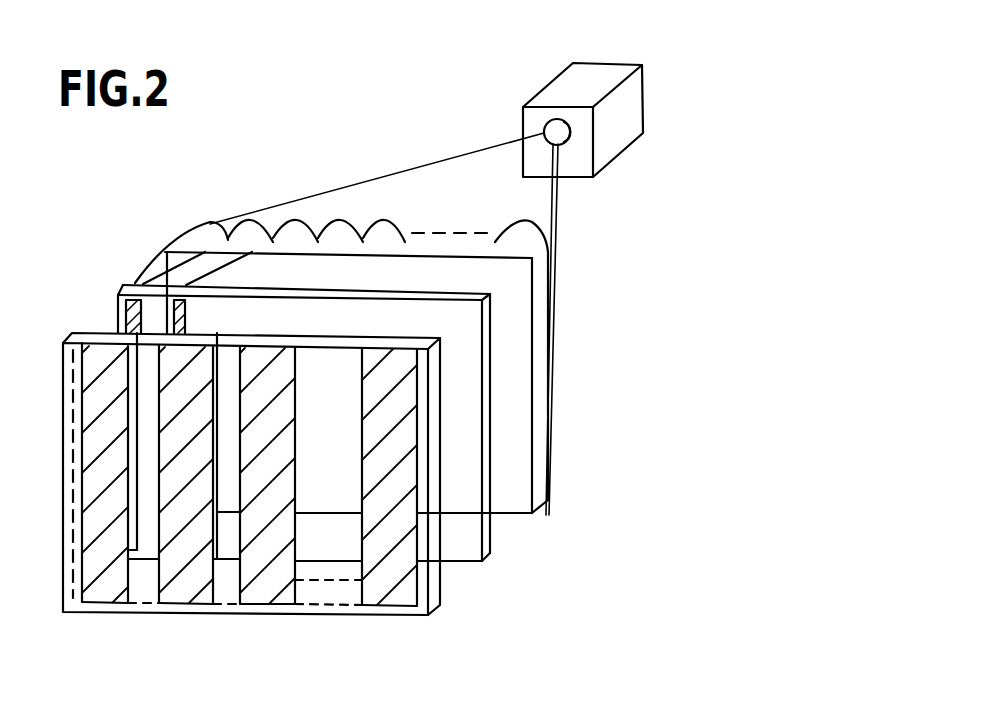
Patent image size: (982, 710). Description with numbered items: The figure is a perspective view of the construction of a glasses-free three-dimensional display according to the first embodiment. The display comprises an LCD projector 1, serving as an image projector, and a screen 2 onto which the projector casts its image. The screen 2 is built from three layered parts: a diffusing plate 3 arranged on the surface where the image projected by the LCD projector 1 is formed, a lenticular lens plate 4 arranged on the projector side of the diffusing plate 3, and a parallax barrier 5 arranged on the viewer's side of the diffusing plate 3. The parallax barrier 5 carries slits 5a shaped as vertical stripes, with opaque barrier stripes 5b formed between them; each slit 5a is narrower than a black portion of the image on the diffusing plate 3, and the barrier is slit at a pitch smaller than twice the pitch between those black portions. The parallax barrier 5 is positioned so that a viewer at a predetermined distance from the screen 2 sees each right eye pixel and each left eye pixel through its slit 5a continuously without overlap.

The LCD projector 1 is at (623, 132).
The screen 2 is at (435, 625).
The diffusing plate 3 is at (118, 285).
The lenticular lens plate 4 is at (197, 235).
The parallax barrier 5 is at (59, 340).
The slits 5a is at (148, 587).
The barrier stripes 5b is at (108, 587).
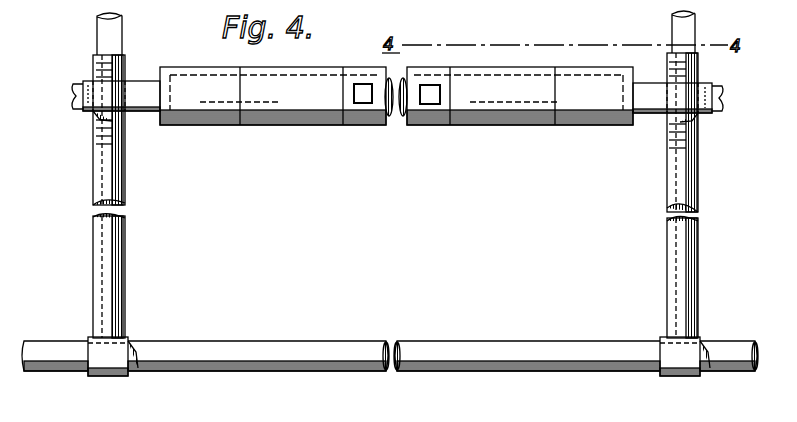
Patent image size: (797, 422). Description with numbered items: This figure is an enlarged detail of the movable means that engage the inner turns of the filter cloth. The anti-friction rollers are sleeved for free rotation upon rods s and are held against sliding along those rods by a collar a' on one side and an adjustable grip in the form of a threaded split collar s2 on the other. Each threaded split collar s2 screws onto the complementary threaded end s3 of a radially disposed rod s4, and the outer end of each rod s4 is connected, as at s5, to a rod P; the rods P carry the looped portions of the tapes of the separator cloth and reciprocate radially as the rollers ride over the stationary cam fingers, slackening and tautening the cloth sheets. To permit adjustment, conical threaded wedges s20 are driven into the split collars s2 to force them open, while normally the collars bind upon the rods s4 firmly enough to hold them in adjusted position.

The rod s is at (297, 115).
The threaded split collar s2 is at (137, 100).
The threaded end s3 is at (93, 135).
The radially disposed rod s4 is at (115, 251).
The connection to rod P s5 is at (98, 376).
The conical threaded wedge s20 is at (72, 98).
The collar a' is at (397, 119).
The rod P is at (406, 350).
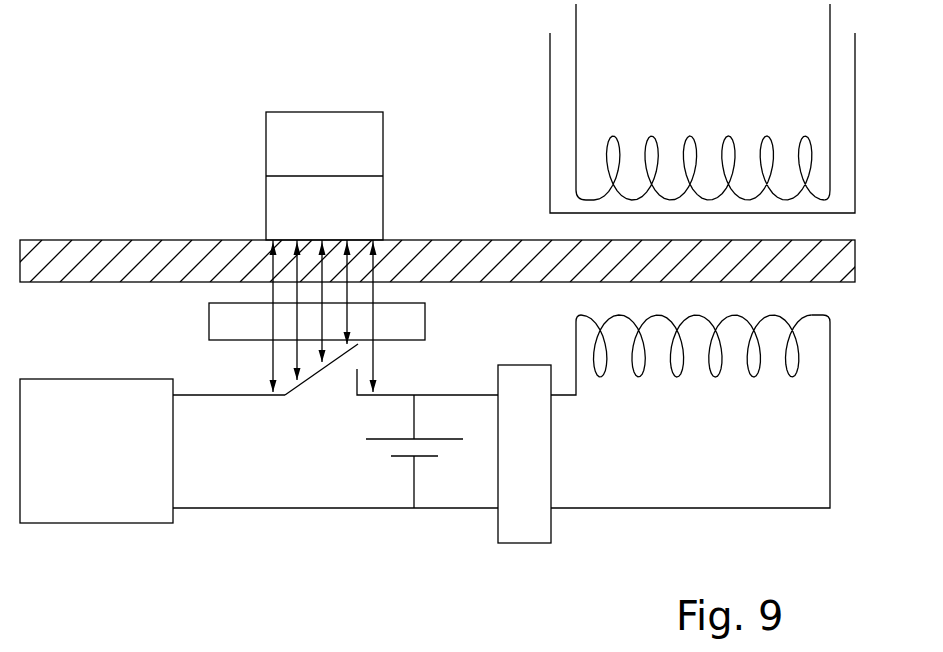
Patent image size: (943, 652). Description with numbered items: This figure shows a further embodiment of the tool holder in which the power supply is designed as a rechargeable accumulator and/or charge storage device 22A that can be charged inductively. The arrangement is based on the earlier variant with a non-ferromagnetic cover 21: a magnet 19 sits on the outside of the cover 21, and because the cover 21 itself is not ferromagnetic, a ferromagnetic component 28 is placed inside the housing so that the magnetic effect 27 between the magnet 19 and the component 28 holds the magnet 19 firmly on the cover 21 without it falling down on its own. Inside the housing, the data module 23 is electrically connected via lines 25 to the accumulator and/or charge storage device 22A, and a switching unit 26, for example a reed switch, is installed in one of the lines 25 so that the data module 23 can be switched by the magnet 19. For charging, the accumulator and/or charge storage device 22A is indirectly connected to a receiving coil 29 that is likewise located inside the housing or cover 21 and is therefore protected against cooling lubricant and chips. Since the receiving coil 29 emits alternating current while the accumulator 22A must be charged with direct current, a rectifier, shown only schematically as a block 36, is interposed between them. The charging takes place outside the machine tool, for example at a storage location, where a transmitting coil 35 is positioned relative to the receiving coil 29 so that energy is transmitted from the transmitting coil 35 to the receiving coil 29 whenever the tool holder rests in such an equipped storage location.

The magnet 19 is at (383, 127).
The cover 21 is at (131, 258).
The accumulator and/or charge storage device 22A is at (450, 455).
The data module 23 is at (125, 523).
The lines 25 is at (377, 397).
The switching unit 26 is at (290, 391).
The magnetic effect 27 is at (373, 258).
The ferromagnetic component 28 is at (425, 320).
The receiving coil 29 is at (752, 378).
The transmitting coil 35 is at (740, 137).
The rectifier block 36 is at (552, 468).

########

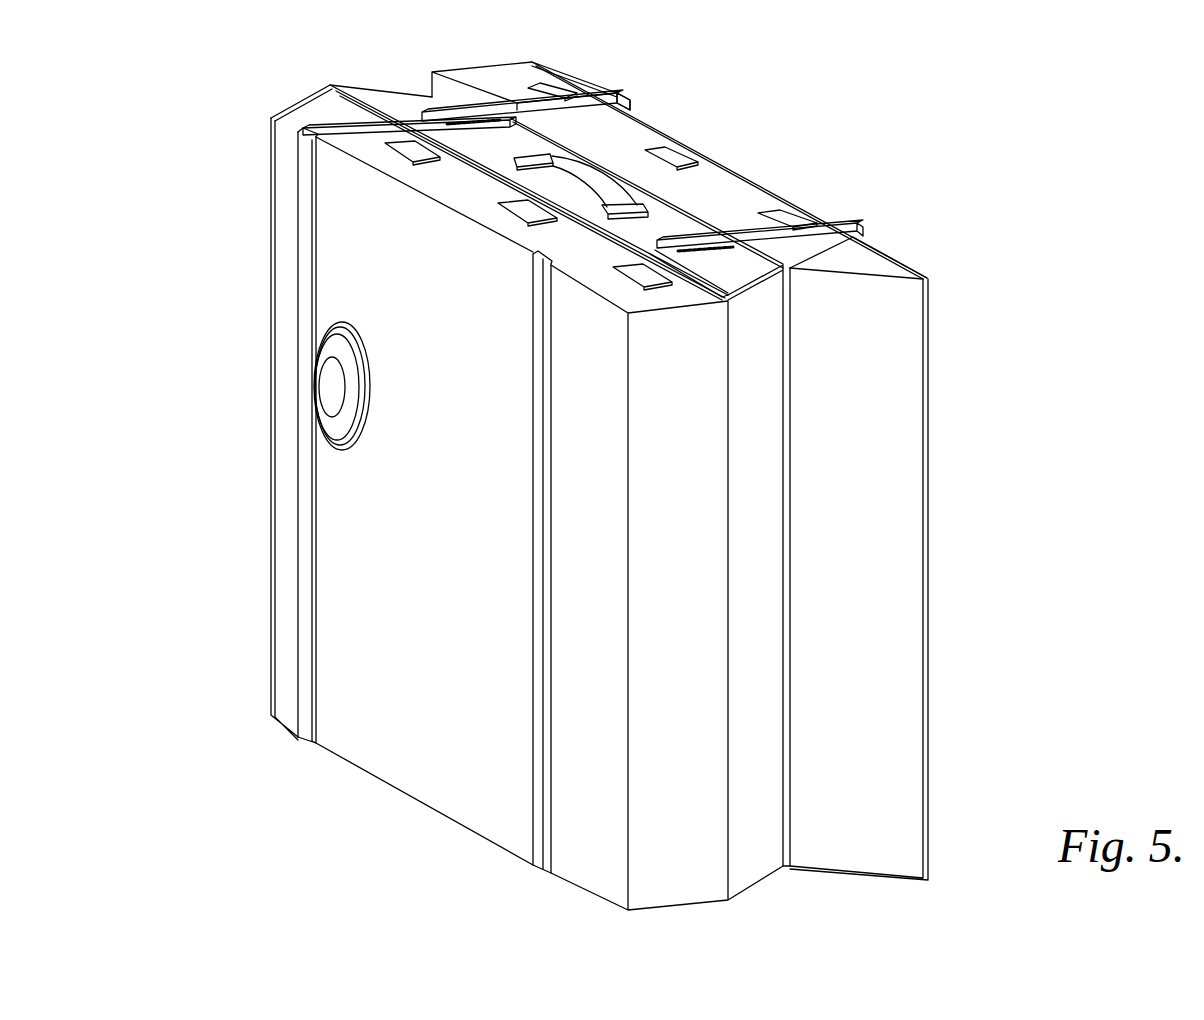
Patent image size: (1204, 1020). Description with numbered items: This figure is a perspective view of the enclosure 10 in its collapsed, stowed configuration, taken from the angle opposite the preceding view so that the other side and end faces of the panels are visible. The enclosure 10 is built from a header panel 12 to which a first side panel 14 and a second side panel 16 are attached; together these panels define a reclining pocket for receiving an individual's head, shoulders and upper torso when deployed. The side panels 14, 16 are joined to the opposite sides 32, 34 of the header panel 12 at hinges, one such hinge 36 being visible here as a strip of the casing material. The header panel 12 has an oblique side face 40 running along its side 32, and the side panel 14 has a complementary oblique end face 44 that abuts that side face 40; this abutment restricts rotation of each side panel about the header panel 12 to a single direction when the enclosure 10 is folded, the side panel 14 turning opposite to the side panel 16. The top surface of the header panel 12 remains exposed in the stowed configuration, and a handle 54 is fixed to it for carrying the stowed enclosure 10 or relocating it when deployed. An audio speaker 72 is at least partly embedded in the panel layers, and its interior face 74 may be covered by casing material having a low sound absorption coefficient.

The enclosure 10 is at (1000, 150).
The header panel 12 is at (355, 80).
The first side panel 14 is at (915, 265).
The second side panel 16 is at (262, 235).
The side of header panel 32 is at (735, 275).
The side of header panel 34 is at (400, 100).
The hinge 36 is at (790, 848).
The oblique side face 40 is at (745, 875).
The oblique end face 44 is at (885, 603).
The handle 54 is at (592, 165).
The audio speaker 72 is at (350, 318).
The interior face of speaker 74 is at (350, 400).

########

_Task requirements:_
Convert the part of the material that opens with the line containing "Patent image size: (797, 422)." and closes with the line containing "The radially disposed" into a Markdown table, leaving out blank lines. Use the columns Row and Line: Row holds a running row number, and Line holds the line itself.

_Answer to the problem:_
| Row | Line |
|---|---|
| 1 | Patent image size: (797, 422). Description with numbered items: This figure is an enlarged detail of the movable means that engage the inner turns of the filter cloth. The anti-friction rollers are sleeved for free rotation upon rods s and are held against sliding along those rods by a collar a' on one side and an adjustable grip in the form of a threaded split collar s2 on the other. Each threaded split collar s2 screws onto the complementary threaded end s3 of a radially disposed rod s4, and the outer end of each rod s4 is connected, as at s5, to a rod P; the rods P carry the looped portions of the tapes of the separator cloth and reciprocate radially as the rollers ride over the stationary cam fingers, slackening and tautening the cloth sheets. To permit adjustment, conical threaded wedges s20 are driven into the split collars s2 to force them open, while normally the collars bind upon the rods s4 firmly enough to hold them in adjusted position. |
| 2 | The rod s is at (297, 115). |
| 3 | The threaded split collar s2 is at (137, 100). |
| 4 | The threaded end s3 is at (93, 135). |
| 5 | The radially disposed rod s4 is at (115, 251). |